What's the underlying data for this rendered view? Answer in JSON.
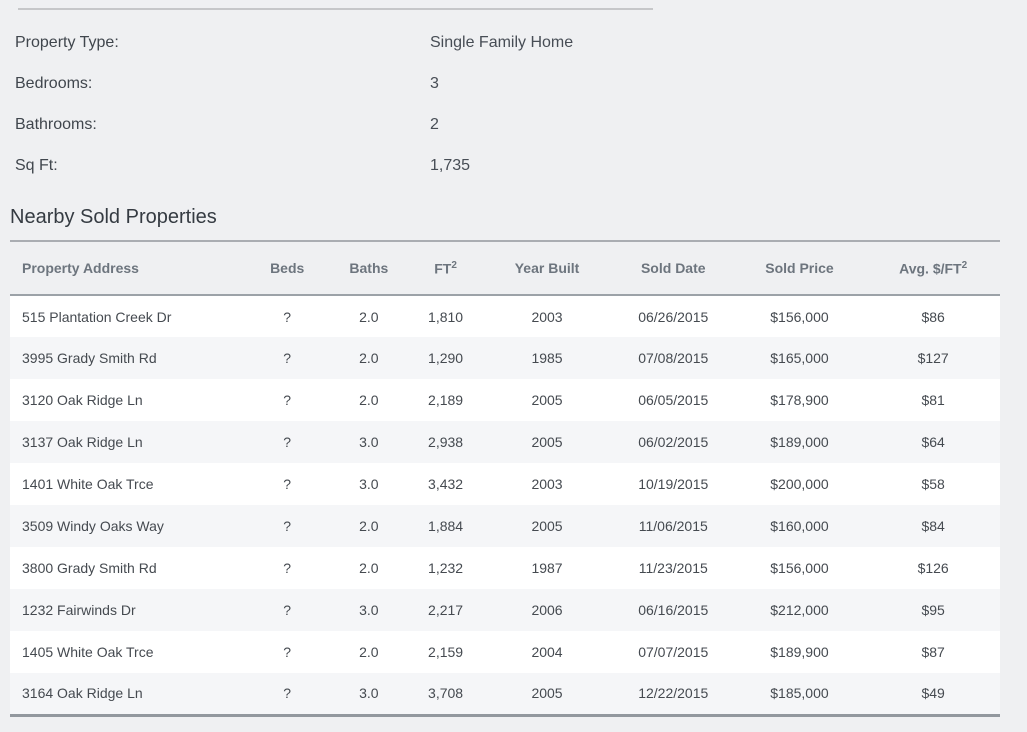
{
  "property_details": {
    "fields": [
      {
        "label": "Property Type:",
        "value": "Single Family Home"
      },
      {
        "label": "Bedrooms:",
        "value": "3"
      },
      {
        "label": "Bathrooms:",
        "value": "2"
      },
      {
        "label": "Sq Ft:",
        "value": "1,735"
      }
    ]
  },
  "nearby_sold": {
    "title": "Nearby Sold Properties",
    "table": {
      "headers": [
        {
          "key": "property-address",
          "label": "Property Address",
          "sup": ""
        },
        {
          "key": "beds",
          "label": "Beds",
          "sup": ""
        },
        {
          "key": "baths",
          "label": "Baths",
          "sup": ""
        },
        {
          "key": "sqft",
          "label": "FT",
          "sup": "2"
        },
        {
          "key": "year-built",
          "label": "Year Built",
          "sup": ""
        },
        {
          "key": "sold-date",
          "label": "Sold Date",
          "sup": ""
        },
        {
          "key": "sold-price",
          "label": "Sold Price",
          "sup": ""
        },
        {
          "key": "avg-price-sqft",
          "label": "Avg. $/FT",
          "sup": "2"
        }
      ],
      "rows": [
        [
          "515 Plantation Creek Dr",
          "?",
          "2.0",
          "1,810",
          "2003",
          "06/26/2015",
          "$156,000",
          "$86"
        ],
        [
          "3995 Grady Smith Rd",
          "?",
          "2.0",
          "1,290",
          "1985",
          "07/08/2015",
          "$165,000",
          "$127"
        ],
        [
          "3120 Oak Ridge Ln",
          "?",
          "2.0",
          "2,189",
          "2005",
          "06/05/2015",
          "$178,900",
          "$81"
        ],
        [
          "3137 Oak Ridge Ln",
          "?",
          "3.0",
          "2,938",
          "2005",
          "06/02/2015",
          "$189,000",
          "$64"
        ],
        [
          "1401 White Oak Trce",
          "?",
          "3.0",
          "3,432",
          "2003",
          "10/19/2015",
          "$200,000",
          "$58"
        ],
        [
          "3509 Windy Oaks Way",
          "?",
          "2.0",
          "1,884",
          "2005",
          "11/06/2015",
          "$160,000",
          "$84"
        ],
        [
          "3800 Grady Smith Rd",
          "?",
          "2.0",
          "1,232",
          "1987",
          "11/23/2015",
          "$156,000",
          "$126"
        ],
        [
          "1232 Fairwinds Dr",
          "?",
          "3.0",
          "2,217",
          "2006",
          "06/16/2015",
          "$212,000",
          "$95"
        ],
        [
          "1405 White Oak Trce",
          "?",
          "2.0",
          "2,159",
          "2004",
          "07/07/2015",
          "$189,900",
          "$87"
        ],
        [
          "3164 Oak Ridge Ln",
          "?",
          "3.0",
          "3,708",
          "2005",
          "12/22/2015",
          "$185,000",
          "$49"
        ]
      ]
    }
  }
}
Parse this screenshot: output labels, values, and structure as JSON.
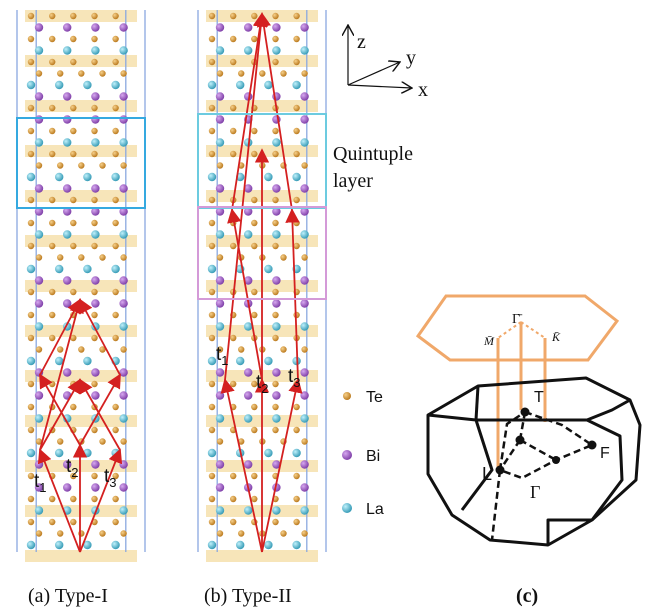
{
  "panels": {
    "a": {
      "caption": "(a) Type-I",
      "t1": "t",
      "t1_sub": "1",
      "t2": "t",
      "t2_sub": "2",
      "t3": "t",
      "t3_sub": "3"
    },
    "b": {
      "caption": "(b) Type-II",
      "t1": "t",
      "t1_sub": "1",
      "t2": "t",
      "t2_sub": "2",
      "t3": "t",
      "t3_sub": "3"
    },
    "c": {
      "caption": "(c)"
    }
  },
  "axes": {
    "z": "z",
    "y": "y",
    "x": "x"
  },
  "annotation": {
    "line1": "Quintuple",
    "line2": "layer"
  },
  "legend": [
    {
      "label": "Te",
      "color": "#c8882a"
    },
    {
      "label": "Bi",
      "color": "#9a55c0"
    },
    {
      "label": "La",
      "color": "#4fb8cf"
    }
  ],
  "bz": {
    "gamma_bar": "Γ̄",
    "m_bar": "M̄",
    "k_bar": "K̄",
    "T": "T",
    "L": "L",
    "Gamma": "Γ",
    "F": "F"
  },
  "colors": {
    "cell_line": "#8aa8e0",
    "arrow": "#d42020",
    "box_cyan": "#35a9e0",
    "box_teal": "#6ccbe0",
    "box_pink": "#d49ad8",
    "orange": "#f0a86a",
    "band": "#f5dfa8"
  }
}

What to work on
Collect each line above holding the string "Ridge".

Solution for this exercise
          "3120 Oak Ridge Ln",
          "3137 Oak Ridge Ln",
          "3164 Oak Ridge Ln",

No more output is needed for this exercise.